Instruction → Please reproduce every record, keeping each one exactly as written.

Record set →
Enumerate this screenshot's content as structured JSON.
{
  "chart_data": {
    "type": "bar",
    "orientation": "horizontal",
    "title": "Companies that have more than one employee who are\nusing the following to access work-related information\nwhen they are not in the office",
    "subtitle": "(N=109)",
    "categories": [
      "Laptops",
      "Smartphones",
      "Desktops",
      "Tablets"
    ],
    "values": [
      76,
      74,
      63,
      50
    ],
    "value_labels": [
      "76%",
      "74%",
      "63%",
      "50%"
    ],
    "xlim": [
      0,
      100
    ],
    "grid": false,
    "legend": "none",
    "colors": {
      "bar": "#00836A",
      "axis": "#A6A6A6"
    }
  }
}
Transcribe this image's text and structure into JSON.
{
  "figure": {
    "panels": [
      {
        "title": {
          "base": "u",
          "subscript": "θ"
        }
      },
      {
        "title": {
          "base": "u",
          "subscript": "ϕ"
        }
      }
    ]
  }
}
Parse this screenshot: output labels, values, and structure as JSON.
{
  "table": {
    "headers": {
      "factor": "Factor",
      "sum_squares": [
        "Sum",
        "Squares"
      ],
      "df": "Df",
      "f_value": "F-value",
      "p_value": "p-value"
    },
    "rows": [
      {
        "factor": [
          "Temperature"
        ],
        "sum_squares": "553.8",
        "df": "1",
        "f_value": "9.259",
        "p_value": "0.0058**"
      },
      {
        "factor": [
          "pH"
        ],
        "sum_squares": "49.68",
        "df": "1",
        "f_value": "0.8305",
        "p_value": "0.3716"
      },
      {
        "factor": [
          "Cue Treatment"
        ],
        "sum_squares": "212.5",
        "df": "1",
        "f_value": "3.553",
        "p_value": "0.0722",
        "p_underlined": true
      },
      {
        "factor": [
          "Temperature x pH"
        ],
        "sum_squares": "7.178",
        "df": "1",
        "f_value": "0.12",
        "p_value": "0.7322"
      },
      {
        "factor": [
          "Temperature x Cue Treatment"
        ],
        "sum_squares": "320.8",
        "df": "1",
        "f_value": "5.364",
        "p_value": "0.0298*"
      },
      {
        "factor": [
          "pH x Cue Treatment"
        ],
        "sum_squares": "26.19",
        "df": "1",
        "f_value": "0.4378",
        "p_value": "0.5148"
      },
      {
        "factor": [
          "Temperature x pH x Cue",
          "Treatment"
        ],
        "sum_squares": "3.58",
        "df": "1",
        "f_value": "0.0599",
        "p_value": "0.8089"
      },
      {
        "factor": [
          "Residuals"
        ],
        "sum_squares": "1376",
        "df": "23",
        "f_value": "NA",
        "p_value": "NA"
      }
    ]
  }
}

Final result →
Enumerate this screenshot's content as structured JSON.
{
  "chart_data": {
    "type": "bar",
    "orientation": "horizontal",
    "title": "Companies that have more than one employee who are\nusing the following to access work-related information\nwhen they are not in the office",
    "subtitle": "(N=109)",
    "categories": [
      "Laptops",
      "Smartphones",
      "Desktops",
      "Tablets"
    ],
    "values": [
      76,
      74,
      63,
      50
    ],
    "value_labels": [
      "76%",
      "74%",
      "63%",
      "50%"
    ],
    "xlim": [
      0,
      100
    ],
    "grid": false,
    "legend": "none",
    "colors": {
      "bar": "#00836A",
      "axis": "#A6A6A6"
    }
  }
}
Transcribe this image's text and structure into JSON.
{
  "figure": {
    "panels": [
      {
        "title": {
          "base": "u",
          "subscript": "θ"
        }
      },
      {
        "title": {
          "base": "u",
          "subscript": "ϕ"
        }
      }
    ]
  }
}
Parse this screenshot: output labels, values, and structure as JSON.
{
  "table": {
    "headers": {
      "factor": "Factor",
      "sum_squares": [
        "Sum",
        "Squares"
      ],
      "df": "Df",
      "f_value": "F-value",
      "p_value": "p-value"
    },
    "rows": [
      {
        "factor": [
          "Temperature"
        ],
        "sum_squares": "553.8",
        "df": "1",
        "f_value": "9.259",
        "p_value": "0.0058**"
      },
      {
        "factor": [
          "pH"
        ],
        "sum_squares": "49.68",
        "df": "1",
        "f_value": "0.8305",
        "p_value": "0.3716"
      },
      {
        "factor": [
          "Cue Treatment"
        ],
        "sum_squares": "212.5",
        "df": "1",
        "f_value": "3.553",
        "p_value": "0.0722",
        "p_underlined": true
      },
      {
        "factor": [
          "Temperature x pH"
        ],
        "sum_squares": "7.178",
        "df": "1",
        "f_value": "0.12",
        "p_value": "0.7322"
      },
      {
        "factor": [
          "Temperature x Cue Treatment"
        ],
        "sum_squares": "320.8",
        "df": "1",
        "f_value": "5.364",
        "p_value": "0.0298*"
      },
      {
        "factor": [
          "pH x Cue Treatment"
        ],
        "sum_squares": "26.19",
        "df": "1",
        "f_value": "0.4378",
        "p_value": "0.5148"
      },
      {
        "factor": [
          "Temperature x pH x Cue",
          "Treatment"
        ],
        "sum_squares": "3.58",
        "df": "1",
        "f_value": "0.0599",
        "p_value": "0.8089"
      },
      {
        "factor": [
          "Residuals"
        ],
        "sum_squares": "1376",
        "df": "23",
        "f_value": "NA",
        "p_value": "NA"
      }
    ]
  }
}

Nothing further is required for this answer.